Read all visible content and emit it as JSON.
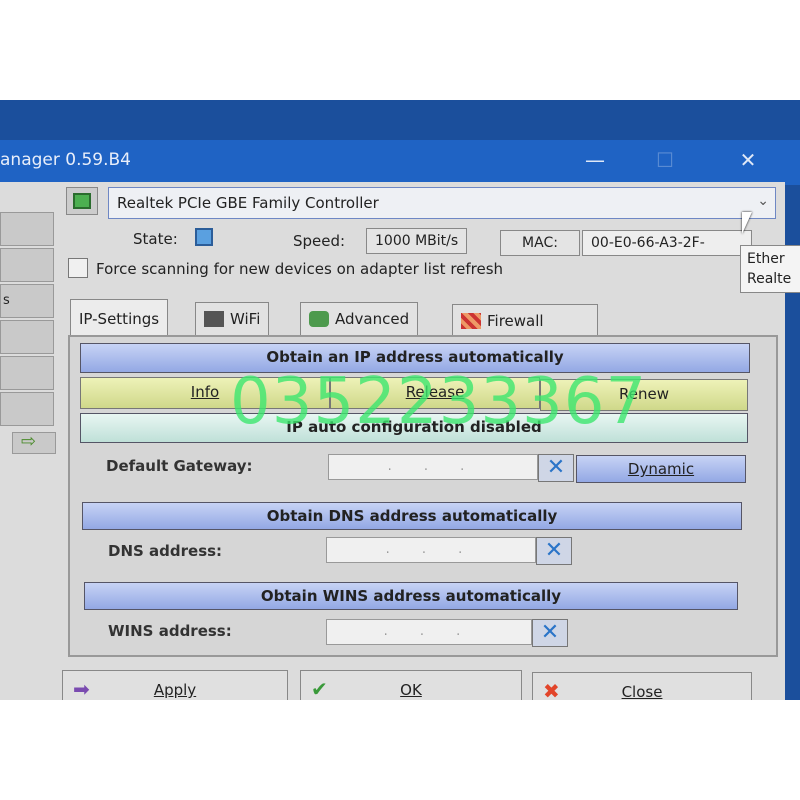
{
  "window": {
    "title": "anager 0.59.B4",
    "minimize": "—",
    "maximize": "☐",
    "close": "✕"
  },
  "sidebar": {
    "items": [
      "",
      "",
      "s",
      "",
      "",
      ""
    ],
    "arrow": "⇨"
  },
  "adapter": {
    "selected": "Realtek PCIe GBE Family Controller",
    "dropdown": "⌄"
  },
  "status": {
    "state_label": "State:",
    "speed_label": "Speed:",
    "speed_value": "1000 MBit/s",
    "mac_label": "MAC:",
    "mac_value": "00-E0-66-A3-2F-"
  },
  "tooltip": {
    "line1": "Ether",
    "line2": "Realte"
  },
  "force_scan": {
    "label": "Force scanning for new devices on adapter list refresh",
    "checked": false
  },
  "tabs": [
    {
      "label": "IP-Settings"
    },
    {
      "label": "WiFi"
    },
    {
      "label": "Advanced"
    },
    {
      "label": "Firewall"
    }
  ],
  "ip": {
    "obtain_ip": "Obtain an IP address automatically",
    "info": "Info",
    "release": "Release",
    "renew": "Renew",
    "auto_config": "IP auto configuration disabled",
    "gateway_label": "Default Gateway:",
    "gateway_value": ". . .",
    "dynamic": "Dynamic",
    "obtain_dns": "Obtain DNS address automatically",
    "dns_label": "DNS address:",
    "dns_value": ". . .",
    "obtain_wins": "Obtain WINS address automatically",
    "wins_label": "WINS address:",
    "wins_value": ". . ."
  },
  "footer": {
    "apply": "Apply",
    "ok": "OK",
    "close": "Close"
  },
  "watermark": "0352233367"
}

* * * * * * *

## PROBLEM TO WORK ON
Repeat all the records above exactly, leaving out any pictures.

## RESPONSE FOR THIS EXERCISE
Read all visible content and emit it as JSON.
{
  "window": {
    "title": "anager 0.59.B4",
    "minimize": "—",
    "maximize": "☐",
    "close": "✕"
  },
  "sidebar": {
    "items": [
      "",
      "",
      "s",
      "",
      "",
      ""
    ],
    "arrow": "⇨"
  },
  "adapter": {
    "selected": "Realtek PCIe GBE Family Controller",
    "dropdown": "⌄"
  },
  "status": {
    "state_label": "State:",
    "speed_label": "Speed:",
    "speed_value": "1000 MBit/s",
    "mac_label": "MAC:",
    "mac_value": "00-E0-66-A3-2F-"
  },
  "tooltip": {
    "line1": "Ether",
    "line2": "Realte"
  },
  "force_scan": {
    "label": "Force scanning for new devices on adapter list refresh",
    "checked": false
  },
  "tabs": [
    {
      "label": "IP-Settings"
    },
    {
      "label": "WiFi"
    },
    {
      "label": "Advanced"
    },
    {
      "label": "Firewall"
    }
  ],
  "ip": {
    "obtain_ip": "Obtain an IP address automatically",
    "info": "Info",
    "release": "Release",
    "renew": "Renew",
    "auto_config": "IP auto configuration disabled",
    "gateway_label": "Default Gateway:",
    "gateway_value": ". . .",
    "dynamic": "Dynamic",
    "obtain_dns": "Obtain DNS address automatically",
    "dns_label": "DNS address:",
    "dns_value": ". . .",
    "obtain_wins": "Obtain WINS address automatically",
    "wins_label": "WINS address:",
    "wins_value": ". . ."
  },
  "footer": {
    "apply": "Apply",
    "ok": "OK",
    "close": "Close"
  },
  "watermark": "0352233367"
}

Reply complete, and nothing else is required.